Restate every entry word for word.
*-*-*
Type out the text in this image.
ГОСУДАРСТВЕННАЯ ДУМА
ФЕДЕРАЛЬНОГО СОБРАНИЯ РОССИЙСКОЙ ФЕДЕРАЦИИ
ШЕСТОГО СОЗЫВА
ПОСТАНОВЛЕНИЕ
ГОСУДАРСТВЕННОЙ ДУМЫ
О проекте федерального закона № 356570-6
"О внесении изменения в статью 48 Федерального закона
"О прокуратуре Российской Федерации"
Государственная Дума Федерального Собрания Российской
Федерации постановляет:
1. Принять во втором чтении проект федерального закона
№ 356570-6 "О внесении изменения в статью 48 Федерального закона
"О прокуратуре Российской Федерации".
*-*-*
Correct response.
Type out the text in this image.
ГОСУДАРСТВЕННАЯ ДУМА
ФЕДЕРАЛЬНОГО СОБРАНИЯ РОССИЙСКОЙ ФЕДЕРАЦИИ
ШЕСТОГО СОЗЫВА
ПОСТАНОВЛЕНИЕ
ГОСУДАРСТВЕННОЙ ДУМЫ
О проекте федерального закона № 356570-6
"О внесении изменения в статью 48 Федерального закона
"О прокуратуре Российской Федерации"
Государственная Дума Федерального Собрания Российской
Федерации постановляет:
1. Принять во втором чтении проект федерального закона
№ 356570-6 "О внесении изменения в статью 48 Федерального закона
"О прокуратуре Российской Федерации".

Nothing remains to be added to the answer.